- _Objective_
Copy each line of the data below exactly, leaving out pictures.

[Items from a dataset]
>>>

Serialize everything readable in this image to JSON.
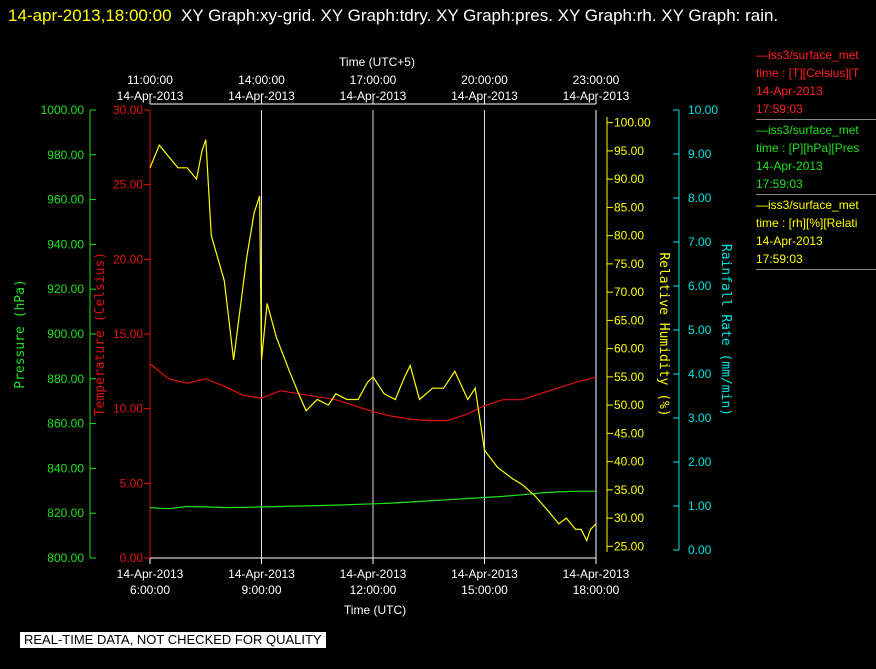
{
  "header": {
    "date": "14-apr-2013,18:00:00",
    "title": "XY Graph:xy-grid.  XY Graph:tdry.  XY Graph:pres.  XY Graph:rh.  XY Graph: rain."
  },
  "legend": [
    {
      "name": "—iss3/surface_met",
      "sub": "time : [T][Celsius][T",
      "date": "14-Apr-2013",
      "time": "17:59:03",
      "color": "#ff2020"
    },
    {
      "name": "—iss3/surface_met",
      "sub": "time : [P][hPa][Pres",
      "date": "14-Apr-2013",
      "time": "17:59:03",
      "color": "#20e020"
    },
    {
      "name": "—iss3/surface_met",
      "sub": "time : [rh][%][Relati",
      "date": "14-Apr-2013",
      "time": "17:59:03",
      "color": "#ffff00"
    }
  ],
  "notice": "REAL-TIME DATA, NOT CHECKED FOR QUALITY",
  "colors": {
    "temperature": "#e01010",
    "pressure": "#20e020",
    "rh": "#ffff00",
    "rain": "#00e0e0",
    "grid": "#dddddd",
    "axis": "#ffffff"
  },
  "chart_data": {
    "type": "line",
    "x_bottom_label": "Time (UTC)",
    "x_top_label": "Time (UTC+5)",
    "x_range_hours_utc": [
      6,
      18
    ],
    "bottom_ticks": [
      {
        "date": "14-Apr-2013",
        "time": "6:00:00",
        "hour": 6
      },
      {
        "date": "14-Apr-2013",
        "time": "9:00:00",
        "hour": 9
      },
      {
        "date": "14-Apr-2013",
        "time": "12:00:00",
        "hour": 12
      },
      {
        "date": "14-Apr-2013",
        "time": "15:00:00",
        "hour": 15
      },
      {
        "date": "14-Apr-2013",
        "time": "18:00:00",
        "hour": 18
      }
    ],
    "top_ticks": [
      {
        "date": "14-Apr-2013",
        "time": "11:00:00",
        "hour": 6
      },
      {
        "date": "14-Apr-2013",
        "time": "14:00:00",
        "hour": 9
      },
      {
        "date": "14-Apr-2013",
        "time": "17:00:00",
        "hour": 12
      },
      {
        "date": "14-Apr-2013",
        "time": "20:00:00",
        "hour": 15
      },
      {
        "date": "14-Apr-2013",
        "time": "23:00:00",
        "hour": 18
      }
    ],
    "grid_hours": [
      9,
      12,
      15
    ],
    "axes": {
      "pressure": {
        "label": "Pressure (hPa)",
        "range": [
          800,
          1000
        ],
        "ticks": [
          "800.00",
          "820.00",
          "840.00",
          "860.00",
          "880.00",
          "900.00",
          "920.00",
          "940.00",
          "960.00",
          "980.00",
          "1000.00"
        ]
      },
      "temperature": {
        "label": "Temperature (Celsius)",
        "range": [
          0,
          30
        ],
        "ticks": [
          "0.00",
          "5.00",
          "10.00",
          "15.00",
          "20.00",
          "25.00",
          "30.00"
        ]
      },
      "rh": {
        "label": "Relative Humidity (%)",
        "range": [
          24,
          101
        ],
        "ticks": [
          "25.00",
          "30.00",
          "35.00",
          "40.00",
          "45.00",
          "50.00",
          "55.00",
          "60.00",
          "65.00",
          "70.00",
          "75.00",
          "80.00",
          "85.00",
          "90.00",
          "95.00",
          "100.00"
        ]
      },
      "rain": {
        "label": "Rainfall Rate (mm/min)",
        "range": [
          0,
          10
        ],
        "ticks": [
          "0.00",
          "1.00",
          "2.00",
          "3.00",
          "4.00",
          "5.00",
          "6.00",
          "7.00",
          "8.00",
          "9.00",
          "10.00"
        ]
      }
    },
    "series": [
      {
        "name": "[T][Celsius]",
        "axis": "temperature",
        "x": [
          6.0,
          6.5,
          7.0,
          7.5,
          8.0,
          8.5,
          9.0,
          9.5,
          10.0,
          10.5,
          11.0,
          11.5,
          12.0,
          12.5,
          13.0,
          13.5,
          14.0,
          14.5,
          15.0,
          15.5,
          16.0,
          16.5,
          17.0,
          17.5,
          18.0
        ],
        "y": [
          13.0,
          12.0,
          11.7,
          12.0,
          11.5,
          10.9,
          10.7,
          11.2,
          11.0,
          10.8,
          10.6,
          10.2,
          9.8,
          9.5,
          9.3,
          9.2,
          9.2,
          9.6,
          10.2,
          10.6,
          10.6,
          11.0,
          11.4,
          11.8,
          12.1
        ]
      },
      {
        "name": "[P][hPa]",
        "axis": "pressure",
        "x": [
          6.0,
          6.5,
          7.0,
          7.5,
          8.0,
          8.5,
          9.0,
          9.5,
          10.0,
          10.5,
          11.0,
          11.5,
          12.0,
          12.5,
          13.0,
          13.5,
          14.0,
          14.5,
          15.0,
          15.5,
          16.0,
          16.5,
          17.0,
          17.5,
          18.0
        ],
        "y": [
          822.5,
          822.0,
          823.0,
          822.8,
          822.5,
          822.6,
          822.8,
          823.0,
          823.2,
          823.4,
          823.6,
          823.9,
          824.2,
          824.5,
          825.0,
          825.5,
          826.0,
          826.5,
          827.0,
          827.5,
          828.2,
          829.0,
          829.5,
          829.8,
          829.8
        ]
      },
      {
        "name": "[rh][%]",
        "axis": "rh",
        "x": [
          6.0,
          6.25,
          6.5,
          6.75,
          7.0,
          7.25,
          7.4,
          7.5,
          7.65,
          8.0,
          8.25,
          8.6,
          8.8,
          8.95,
          9.0,
          9.15,
          9.4,
          9.75,
          10.0,
          10.2,
          10.5,
          10.8,
          11.0,
          11.3,
          11.6,
          11.85,
          12.0,
          12.3,
          12.6,
          12.85,
          13.0,
          13.25,
          13.6,
          13.9,
          14.2,
          14.55,
          14.75,
          15.0,
          15.35,
          15.75,
          16.0,
          16.35,
          16.75,
          17.0,
          17.2,
          17.45,
          17.6,
          17.75,
          17.85,
          18.0
        ],
        "y": [
          92,
          96,
          94,
          92,
          92,
          90,
          95,
          97,
          80,
          72,
          58,
          76,
          84,
          87,
          58,
          68,
          62,
          56,
          52,
          49,
          51,
          50,
          52,
          51,
          51,
          54,
          55,
          52,
          51,
          55,
          57,
          51,
          53,
          53,
          56,
          51,
          53,
          42,
          39,
          37,
          36,
          34,
          31,
          29,
          30,
          28,
          28,
          26,
          28,
          29
        ]
      },
      {
        "name": "[rain]",
        "axis": "rain",
        "x": [],
        "y": []
      }
    ]
  }
}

<<<

- _Result of the task_
Serialize everything readable in this image to JSON.
{
  "header": {
    "date": "14-apr-2013,18:00:00",
    "title": "XY Graph:xy-grid.  XY Graph:tdry.  XY Graph:pres.  XY Graph:rh.  XY Graph: rain."
  },
  "legend": [
    {
      "name": "—iss3/surface_met",
      "sub": "time : [T][Celsius][T",
      "date": "14-Apr-2013",
      "time": "17:59:03",
      "color": "#ff2020"
    },
    {
      "name": "—iss3/surface_met",
      "sub": "time : [P][hPa][Pres",
      "date": "14-Apr-2013",
      "time": "17:59:03",
      "color": "#20e020"
    },
    {
      "name": "—iss3/surface_met",
      "sub": "time : [rh][%][Relati",
      "date": "14-Apr-2013",
      "time": "17:59:03",
      "color": "#ffff00"
    }
  ],
  "notice": "REAL-TIME DATA, NOT CHECKED FOR QUALITY",
  "colors": {
    "temperature": "#e01010",
    "pressure": "#20e020",
    "rh": "#ffff00",
    "rain": "#00e0e0",
    "grid": "#dddddd",
    "axis": "#ffffff"
  },
  "chart_data": {
    "type": "line",
    "x_bottom_label": "Time (UTC)",
    "x_top_label": "Time (UTC+5)",
    "x_range_hours_utc": [
      6,
      18
    ],
    "bottom_ticks": [
      {
        "date": "14-Apr-2013",
        "time": "6:00:00",
        "hour": 6
      },
      {
        "date": "14-Apr-2013",
        "time": "9:00:00",
        "hour": 9
      },
      {
        "date": "14-Apr-2013",
        "time": "12:00:00",
        "hour": 12
      },
      {
        "date": "14-Apr-2013",
        "time": "15:00:00",
        "hour": 15
      },
      {
        "date": "14-Apr-2013",
        "time": "18:00:00",
        "hour": 18
      }
    ],
    "top_ticks": [
      {
        "date": "14-Apr-2013",
        "time": "11:00:00",
        "hour": 6
      },
      {
        "date": "14-Apr-2013",
        "time": "14:00:00",
        "hour": 9
      },
      {
        "date": "14-Apr-2013",
        "time": "17:00:00",
        "hour": 12
      },
      {
        "date": "14-Apr-2013",
        "time": "20:00:00",
        "hour": 15
      },
      {
        "date": "14-Apr-2013",
        "time": "23:00:00",
        "hour": 18
      }
    ],
    "grid_hours": [
      9,
      12,
      15
    ],
    "axes": {
      "pressure": {
        "label": "Pressure (hPa)",
        "range": [
          800,
          1000
        ],
        "ticks": [
          "800.00",
          "820.00",
          "840.00",
          "860.00",
          "880.00",
          "900.00",
          "920.00",
          "940.00",
          "960.00",
          "980.00",
          "1000.00"
        ]
      },
      "temperature": {
        "label": "Temperature (Celsius)",
        "range": [
          0,
          30
        ],
        "ticks": [
          "0.00",
          "5.00",
          "10.00",
          "15.00",
          "20.00",
          "25.00",
          "30.00"
        ]
      },
      "rh": {
        "label": "Relative Humidity (%)",
        "range": [
          24,
          101
        ],
        "ticks": [
          "25.00",
          "30.00",
          "35.00",
          "40.00",
          "45.00",
          "50.00",
          "55.00",
          "60.00",
          "65.00",
          "70.00",
          "75.00",
          "80.00",
          "85.00",
          "90.00",
          "95.00",
          "100.00"
        ]
      },
      "rain": {
        "label": "Rainfall Rate (mm/min)",
        "range": [
          0,
          10
        ],
        "ticks": [
          "0.00",
          "1.00",
          "2.00",
          "3.00",
          "4.00",
          "5.00",
          "6.00",
          "7.00",
          "8.00",
          "9.00",
          "10.00"
        ]
      }
    },
    "series": [
      {
        "name": "[T][Celsius]",
        "axis": "temperature",
        "x": [
          6.0,
          6.5,
          7.0,
          7.5,
          8.0,
          8.5,
          9.0,
          9.5,
          10.0,
          10.5,
          11.0,
          11.5,
          12.0,
          12.5,
          13.0,
          13.5,
          14.0,
          14.5,
          15.0,
          15.5,
          16.0,
          16.5,
          17.0,
          17.5,
          18.0
        ],
        "y": [
          13.0,
          12.0,
          11.7,
          12.0,
          11.5,
          10.9,
          10.7,
          11.2,
          11.0,
          10.8,
          10.6,
          10.2,
          9.8,
          9.5,
          9.3,
          9.2,
          9.2,
          9.6,
          10.2,
          10.6,
          10.6,
          11.0,
          11.4,
          11.8,
          12.1
        ]
      },
      {
        "name": "[P][hPa]",
        "axis": "pressure",
        "x": [
          6.0,
          6.5,
          7.0,
          7.5,
          8.0,
          8.5,
          9.0,
          9.5,
          10.0,
          10.5,
          11.0,
          11.5,
          12.0,
          12.5,
          13.0,
          13.5,
          14.0,
          14.5,
          15.0,
          15.5,
          16.0,
          16.5,
          17.0,
          17.5,
          18.0
        ],
        "y": [
          822.5,
          822.0,
          823.0,
          822.8,
          822.5,
          822.6,
          822.8,
          823.0,
          823.2,
          823.4,
          823.6,
          823.9,
          824.2,
          824.5,
          825.0,
          825.5,
          826.0,
          826.5,
          827.0,
          827.5,
          828.2,
          829.0,
          829.5,
          829.8,
          829.8
        ]
      },
      {
        "name": "[rh][%]",
        "axis": "rh",
        "x": [
          6.0,
          6.25,
          6.5,
          6.75,
          7.0,
          7.25,
          7.4,
          7.5,
          7.65,
          8.0,
          8.25,
          8.6,
          8.8,
          8.95,
          9.0,
          9.15,
          9.4,
          9.75,
          10.0,
          10.2,
          10.5,
          10.8,
          11.0,
          11.3,
          11.6,
          11.85,
          12.0,
          12.3,
          12.6,
          12.85,
          13.0,
          13.25,
          13.6,
          13.9,
          14.2,
          14.55,
          14.75,
          15.0,
          15.35,
          15.75,
          16.0,
          16.35,
          16.75,
          17.0,
          17.2,
          17.45,
          17.6,
          17.75,
          17.85,
          18.0
        ],
        "y": [
          92,
          96,
          94,
          92,
          92,
          90,
          95,
          97,
          80,
          72,
          58,
          76,
          84,
          87,
          58,
          68,
          62,
          56,
          52,
          49,
          51,
          50,
          52,
          51,
          51,
          54,
          55,
          52,
          51,
          55,
          57,
          51,
          53,
          53,
          56,
          51,
          53,
          42,
          39,
          37,
          36,
          34,
          31,
          29,
          30,
          28,
          28,
          26,
          28,
          29
        ]
      },
      {
        "name": "[rain]",
        "axis": "rain",
        "x": [],
        "y": []
      }
    ]
  }
}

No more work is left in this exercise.